__Work to be completed__
Can you give all the records again without altering a single character?

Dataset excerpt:
===

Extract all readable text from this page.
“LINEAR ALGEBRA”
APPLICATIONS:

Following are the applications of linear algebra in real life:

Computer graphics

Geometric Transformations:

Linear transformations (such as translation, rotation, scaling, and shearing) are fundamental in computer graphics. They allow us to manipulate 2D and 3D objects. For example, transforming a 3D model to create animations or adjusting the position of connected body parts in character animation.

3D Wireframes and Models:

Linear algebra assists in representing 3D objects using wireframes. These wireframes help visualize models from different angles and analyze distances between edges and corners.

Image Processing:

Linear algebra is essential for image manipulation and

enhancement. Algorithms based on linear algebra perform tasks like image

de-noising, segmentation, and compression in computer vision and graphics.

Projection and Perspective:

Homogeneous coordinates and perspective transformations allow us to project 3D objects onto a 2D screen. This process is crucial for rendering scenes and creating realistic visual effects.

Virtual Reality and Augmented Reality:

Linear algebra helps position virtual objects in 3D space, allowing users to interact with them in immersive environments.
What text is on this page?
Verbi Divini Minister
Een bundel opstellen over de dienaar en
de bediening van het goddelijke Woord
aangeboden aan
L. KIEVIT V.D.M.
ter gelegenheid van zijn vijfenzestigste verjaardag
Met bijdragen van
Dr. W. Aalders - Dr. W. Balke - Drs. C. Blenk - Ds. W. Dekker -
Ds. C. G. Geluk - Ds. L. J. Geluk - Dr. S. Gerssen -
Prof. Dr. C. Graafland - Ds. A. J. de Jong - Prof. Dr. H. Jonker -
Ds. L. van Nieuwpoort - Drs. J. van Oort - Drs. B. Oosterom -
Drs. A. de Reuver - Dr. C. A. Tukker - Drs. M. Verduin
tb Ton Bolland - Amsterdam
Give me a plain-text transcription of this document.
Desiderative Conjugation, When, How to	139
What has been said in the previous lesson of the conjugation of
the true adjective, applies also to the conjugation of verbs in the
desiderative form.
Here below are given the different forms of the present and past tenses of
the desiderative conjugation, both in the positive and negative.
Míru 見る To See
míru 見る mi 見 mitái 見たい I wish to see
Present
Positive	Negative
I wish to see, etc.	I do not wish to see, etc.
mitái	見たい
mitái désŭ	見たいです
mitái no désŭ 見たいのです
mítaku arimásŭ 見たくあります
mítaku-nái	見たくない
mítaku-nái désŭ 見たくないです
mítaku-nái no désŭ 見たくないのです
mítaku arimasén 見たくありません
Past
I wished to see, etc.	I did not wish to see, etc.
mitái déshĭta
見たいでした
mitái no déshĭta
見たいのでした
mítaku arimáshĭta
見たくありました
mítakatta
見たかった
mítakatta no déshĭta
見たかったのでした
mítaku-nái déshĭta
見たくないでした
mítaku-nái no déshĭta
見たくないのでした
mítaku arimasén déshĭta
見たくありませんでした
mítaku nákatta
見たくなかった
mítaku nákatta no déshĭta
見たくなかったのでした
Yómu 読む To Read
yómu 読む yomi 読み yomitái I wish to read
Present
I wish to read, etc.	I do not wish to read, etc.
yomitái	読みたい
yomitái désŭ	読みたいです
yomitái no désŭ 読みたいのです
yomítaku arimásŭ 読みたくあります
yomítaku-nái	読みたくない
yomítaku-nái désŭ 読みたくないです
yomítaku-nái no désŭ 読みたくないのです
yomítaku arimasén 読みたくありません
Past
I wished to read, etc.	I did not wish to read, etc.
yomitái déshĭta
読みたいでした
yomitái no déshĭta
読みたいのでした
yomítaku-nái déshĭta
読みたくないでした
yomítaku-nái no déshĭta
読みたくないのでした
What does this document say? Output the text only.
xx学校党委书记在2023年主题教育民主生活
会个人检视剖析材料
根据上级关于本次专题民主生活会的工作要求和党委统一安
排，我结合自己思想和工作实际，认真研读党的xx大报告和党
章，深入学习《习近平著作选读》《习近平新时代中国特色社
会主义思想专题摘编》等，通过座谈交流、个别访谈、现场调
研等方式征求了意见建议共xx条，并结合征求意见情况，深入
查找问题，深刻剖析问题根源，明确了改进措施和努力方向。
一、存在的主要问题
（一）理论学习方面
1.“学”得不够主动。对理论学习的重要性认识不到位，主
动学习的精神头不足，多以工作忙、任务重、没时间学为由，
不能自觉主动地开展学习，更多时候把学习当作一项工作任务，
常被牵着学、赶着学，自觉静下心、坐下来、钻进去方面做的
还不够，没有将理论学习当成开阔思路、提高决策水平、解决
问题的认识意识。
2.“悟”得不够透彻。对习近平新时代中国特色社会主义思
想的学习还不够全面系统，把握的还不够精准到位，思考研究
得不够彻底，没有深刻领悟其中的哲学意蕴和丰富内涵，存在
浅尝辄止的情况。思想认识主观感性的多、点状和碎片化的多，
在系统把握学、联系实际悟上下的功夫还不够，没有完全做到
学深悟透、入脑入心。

===

__Final result__
Extract all readable text from this page.
“LINEAR ALGEBRA”
APPLICATIONS:

Following are the applications of linear algebra in real life:

Computer graphics

Geometric Transformations:

Linear transformations (such as translation, rotation, scaling, and shearing) are fundamental in computer graphics. They allow us to manipulate 2D and 3D objects. For example, transforming a 3D model to create animations or adjusting the position of connected body parts in character animation.

3D Wireframes and Models:

Linear algebra assists in representing 3D objects using wireframes. These wireframes help visualize models from different angles and analyze distances between edges and corners.

Image Processing:

Linear algebra is essential for image manipulation and

enhancement. Algorithms based on linear algebra perform tasks like image

de-noising, segmentation, and compression in computer vision and graphics.

Projection and Perspective:

Homogeneous coordinates and perspective transformations allow us to project 3D objects onto a 2D screen. This process is crucial for rendering scenes and creating realistic visual effects.

Virtual Reality and Augmented Reality:

Linear algebra helps position virtual objects in 3D space, allowing users to interact with them in immersive environments.
What text is on this page?
Verbi Divini Minister
Een bundel opstellen over de dienaar en
de bediening van het goddelijke Woord
aangeboden aan
L. KIEVIT V.D.M.
ter gelegenheid van zijn vijfenzestigste verjaardag
Met bijdragen van
Dr. W. Aalders - Dr. W. Balke - Drs. C. Blenk - Ds. W. Dekker -
Ds. C. G. Geluk - Ds. L. J. Geluk - Dr. S. Gerssen -
Prof. Dr. C. Graafland - Ds. A. J. de Jong - Prof. Dr. H. Jonker -
Ds. L. van Nieuwpoort - Drs. J. van Oort - Drs. B. Oosterom -
Drs. A. de Reuver - Dr. C. A. Tukker - Drs. M. Verduin
tb Ton Bolland - Amsterdam
Give me a plain-text transcription of this document.
Desiderative Conjugation, When, How to	139
What has been said in the previous lesson of the conjugation of
the true adjective, applies also to the conjugation of verbs in the
desiderative form.
Here below are given the different forms of the present and past tenses of
the desiderative conjugation, both in the positive and negative.
Míru 見る To See
míru 見る mi 見 mitái 見たい I wish to see
Present
Positive	Negative
I wish to see, etc.	I do not wish to see, etc.
mitái	見たい
mitái désŭ	見たいです
mitái no désŭ 見たいのです
mítaku arimásŭ 見たくあります
mítaku-nái	見たくない
mítaku-nái désŭ 見たくないです
mítaku-nái no désŭ 見たくないのです
mítaku arimasén 見たくありません
Past
I wished to see, etc.	I did not wish to see, etc.
mitái déshĭta
見たいでした
mitái no déshĭta
見たいのでした
mítaku arimáshĭta
見たくありました
mítakatta
見たかった
mítakatta no déshĭta
見たかったのでした
mítaku-nái déshĭta
見たくないでした
mítaku-nái no déshĭta
見たくないのでした
mítaku arimasén déshĭta
見たくありませんでした
mítaku nákatta
見たくなかった
mítaku nákatta no déshĭta
見たくなかったのでした
Yómu 読む To Read
yómu 読む yomi 読み yomitái I wish to read
Present
I wish to read, etc.	I do not wish to read, etc.
yomitái	読みたい
yomitái désŭ	読みたいです
yomitái no désŭ 読みたいのです
yomítaku arimásŭ 読みたくあります
yomítaku-nái	読みたくない
yomítaku-nái désŭ 読みたくないです
yomítaku-nái no désŭ 読みたくないのです
yomítaku arimasén 読みたくありません
Past
I wished to read, etc.	I did not wish to read, etc.
yomitái déshĭta
読みたいでした
yomitái no déshĭta
読みたいのでした
yomítaku-nái déshĭta
読みたくないでした
yomítaku-nái no déshĭta
読みたくないのでした
What does this document say? Output the text only.
xx学校党委书记在2023年主题教育民主生活
会个人检视剖析材料
根据上级关于本次专题民主生活会的工作要求和党委统一安
排，我结合自己思想和工作实际，认真研读党的xx大报告和党
章，深入学习《习近平著作选读》《习近平新时代中国特色社
会主义思想专题摘编》等，通过座谈交流、个别访谈、现场调
研等方式征求了意见建议共xx条，并结合征求意见情况，深入
查找问题，深刻剖析问题根源，明确了改进措施和努力方向。
一、存在的主要问题
（一）理论学习方面
1.“学”得不够主动。对理论学习的重要性认识不到位，主
动学习的精神头不足，多以工作忙、任务重、没时间学为由，
不能自觉主动地开展学习，更多时候把学习当作一项工作任务，
常被牵着学、赶着学，自觉静下心、坐下来、钻进去方面做的
还不够，没有将理论学习当成开阔思路、提高决策水平、解决
问题的认识意识。
2.“悟”得不够透彻。对习近平新时代中国特色社会主义思
想的学习还不够全面系统，把握的还不够精准到位，思考研究
得不够彻底，没有深刻领悟其中的哲学意蕴和丰富内涵，存在
浅尝辄止的情况。思想认识主观感性的多、点状和碎片化的多，
在系统把握学、联系实际悟上下的功夫还不够，没有完全做到
学深悟透、入脑入心。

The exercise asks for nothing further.